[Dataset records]
┄┄┄┄┄┄
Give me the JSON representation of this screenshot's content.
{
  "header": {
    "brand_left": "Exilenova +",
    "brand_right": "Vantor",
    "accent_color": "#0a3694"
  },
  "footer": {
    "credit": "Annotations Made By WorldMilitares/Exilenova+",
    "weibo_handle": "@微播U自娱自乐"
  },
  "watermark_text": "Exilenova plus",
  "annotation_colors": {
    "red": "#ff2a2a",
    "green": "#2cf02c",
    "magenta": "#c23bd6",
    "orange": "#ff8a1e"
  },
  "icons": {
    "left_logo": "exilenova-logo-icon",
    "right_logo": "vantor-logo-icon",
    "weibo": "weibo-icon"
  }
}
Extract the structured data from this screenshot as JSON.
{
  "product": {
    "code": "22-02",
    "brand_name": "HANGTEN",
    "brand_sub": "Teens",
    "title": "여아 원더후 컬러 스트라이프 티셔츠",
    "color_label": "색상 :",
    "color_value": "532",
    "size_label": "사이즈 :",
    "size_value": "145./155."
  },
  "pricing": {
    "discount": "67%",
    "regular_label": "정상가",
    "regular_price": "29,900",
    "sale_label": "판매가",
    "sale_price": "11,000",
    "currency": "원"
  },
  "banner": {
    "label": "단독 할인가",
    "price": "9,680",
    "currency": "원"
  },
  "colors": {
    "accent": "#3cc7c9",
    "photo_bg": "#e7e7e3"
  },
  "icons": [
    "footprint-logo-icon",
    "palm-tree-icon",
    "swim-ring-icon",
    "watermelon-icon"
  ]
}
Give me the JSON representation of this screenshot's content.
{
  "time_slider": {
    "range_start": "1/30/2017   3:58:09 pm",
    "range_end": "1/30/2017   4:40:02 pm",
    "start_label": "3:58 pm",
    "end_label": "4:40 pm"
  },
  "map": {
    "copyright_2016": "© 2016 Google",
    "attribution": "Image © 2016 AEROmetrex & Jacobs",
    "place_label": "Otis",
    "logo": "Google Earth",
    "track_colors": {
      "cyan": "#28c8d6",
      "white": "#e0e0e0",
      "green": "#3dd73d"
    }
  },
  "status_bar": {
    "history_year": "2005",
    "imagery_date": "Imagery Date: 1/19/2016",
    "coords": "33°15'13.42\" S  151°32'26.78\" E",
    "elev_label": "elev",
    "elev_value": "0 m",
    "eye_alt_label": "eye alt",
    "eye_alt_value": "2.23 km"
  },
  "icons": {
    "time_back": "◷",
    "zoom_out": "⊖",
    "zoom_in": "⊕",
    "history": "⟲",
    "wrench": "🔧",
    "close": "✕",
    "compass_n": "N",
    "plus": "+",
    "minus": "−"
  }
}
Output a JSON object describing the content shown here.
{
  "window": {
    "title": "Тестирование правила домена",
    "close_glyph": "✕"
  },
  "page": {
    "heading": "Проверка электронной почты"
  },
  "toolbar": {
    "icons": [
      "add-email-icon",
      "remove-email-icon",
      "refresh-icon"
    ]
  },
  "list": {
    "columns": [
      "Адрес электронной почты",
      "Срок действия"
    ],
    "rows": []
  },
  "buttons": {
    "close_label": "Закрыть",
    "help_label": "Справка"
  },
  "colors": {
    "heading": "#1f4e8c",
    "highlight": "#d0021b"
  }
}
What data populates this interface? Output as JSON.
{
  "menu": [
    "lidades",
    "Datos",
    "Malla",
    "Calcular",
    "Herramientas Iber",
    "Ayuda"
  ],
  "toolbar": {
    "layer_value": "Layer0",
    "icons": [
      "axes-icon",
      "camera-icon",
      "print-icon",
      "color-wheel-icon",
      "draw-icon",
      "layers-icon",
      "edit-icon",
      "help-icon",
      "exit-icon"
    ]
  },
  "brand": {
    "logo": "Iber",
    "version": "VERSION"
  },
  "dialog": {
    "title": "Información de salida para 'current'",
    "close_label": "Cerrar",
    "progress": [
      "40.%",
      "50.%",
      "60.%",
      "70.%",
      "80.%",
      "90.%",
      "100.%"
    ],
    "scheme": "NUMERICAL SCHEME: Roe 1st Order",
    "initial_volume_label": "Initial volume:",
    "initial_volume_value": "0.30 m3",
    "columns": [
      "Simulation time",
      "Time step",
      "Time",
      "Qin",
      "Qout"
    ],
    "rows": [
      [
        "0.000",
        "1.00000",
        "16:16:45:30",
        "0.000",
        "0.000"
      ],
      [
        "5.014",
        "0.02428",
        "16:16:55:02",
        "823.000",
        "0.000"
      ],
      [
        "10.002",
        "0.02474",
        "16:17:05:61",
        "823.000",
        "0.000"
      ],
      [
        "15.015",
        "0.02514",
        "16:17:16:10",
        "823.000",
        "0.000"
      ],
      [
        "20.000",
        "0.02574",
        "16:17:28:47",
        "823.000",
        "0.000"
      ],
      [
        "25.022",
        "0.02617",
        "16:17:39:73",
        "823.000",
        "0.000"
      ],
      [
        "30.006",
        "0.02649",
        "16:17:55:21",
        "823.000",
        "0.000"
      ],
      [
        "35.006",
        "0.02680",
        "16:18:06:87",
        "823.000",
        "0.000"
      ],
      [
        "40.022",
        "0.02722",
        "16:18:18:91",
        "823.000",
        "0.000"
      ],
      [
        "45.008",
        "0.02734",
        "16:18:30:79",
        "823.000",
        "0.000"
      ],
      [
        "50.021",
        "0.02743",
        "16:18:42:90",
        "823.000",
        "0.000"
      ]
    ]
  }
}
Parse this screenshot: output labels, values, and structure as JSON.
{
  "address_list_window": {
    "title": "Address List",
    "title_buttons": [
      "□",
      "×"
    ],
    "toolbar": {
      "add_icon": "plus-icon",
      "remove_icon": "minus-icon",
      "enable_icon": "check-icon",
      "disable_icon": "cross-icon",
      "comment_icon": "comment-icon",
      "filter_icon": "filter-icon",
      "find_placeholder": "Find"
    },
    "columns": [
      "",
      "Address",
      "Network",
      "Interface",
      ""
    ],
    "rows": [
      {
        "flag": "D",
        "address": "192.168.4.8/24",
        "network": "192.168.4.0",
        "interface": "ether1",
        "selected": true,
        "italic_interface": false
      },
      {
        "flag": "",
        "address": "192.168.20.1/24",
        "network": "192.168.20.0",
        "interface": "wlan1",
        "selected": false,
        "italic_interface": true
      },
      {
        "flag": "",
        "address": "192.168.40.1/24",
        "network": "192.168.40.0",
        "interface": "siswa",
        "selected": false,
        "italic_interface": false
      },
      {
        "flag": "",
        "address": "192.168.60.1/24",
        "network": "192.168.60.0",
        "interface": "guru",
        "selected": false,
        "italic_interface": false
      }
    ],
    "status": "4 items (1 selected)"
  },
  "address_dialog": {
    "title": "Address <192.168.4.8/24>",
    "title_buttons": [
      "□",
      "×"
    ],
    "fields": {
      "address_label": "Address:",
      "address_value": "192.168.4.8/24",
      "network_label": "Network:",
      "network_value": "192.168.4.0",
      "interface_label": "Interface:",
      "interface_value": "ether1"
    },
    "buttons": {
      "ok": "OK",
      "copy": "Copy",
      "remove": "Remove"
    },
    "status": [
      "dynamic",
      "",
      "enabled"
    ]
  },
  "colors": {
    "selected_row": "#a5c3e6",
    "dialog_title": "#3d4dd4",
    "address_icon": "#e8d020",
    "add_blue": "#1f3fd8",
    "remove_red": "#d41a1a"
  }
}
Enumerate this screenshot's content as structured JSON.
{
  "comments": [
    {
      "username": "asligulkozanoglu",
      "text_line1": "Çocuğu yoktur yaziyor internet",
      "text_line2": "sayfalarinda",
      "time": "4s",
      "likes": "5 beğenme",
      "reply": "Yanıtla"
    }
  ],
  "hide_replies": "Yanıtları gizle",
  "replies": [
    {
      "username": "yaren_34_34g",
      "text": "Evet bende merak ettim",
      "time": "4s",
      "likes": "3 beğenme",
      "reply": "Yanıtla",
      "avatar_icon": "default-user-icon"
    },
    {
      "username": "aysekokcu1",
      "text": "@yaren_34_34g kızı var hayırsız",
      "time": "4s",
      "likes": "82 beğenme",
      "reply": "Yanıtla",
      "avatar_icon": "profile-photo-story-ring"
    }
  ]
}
┄┄┄┄┄┄
**Work to complete:** Which lines contain the word "true"? Copy each of them.

**Worked solution:**
        "selected": true,
        "italic_interface": true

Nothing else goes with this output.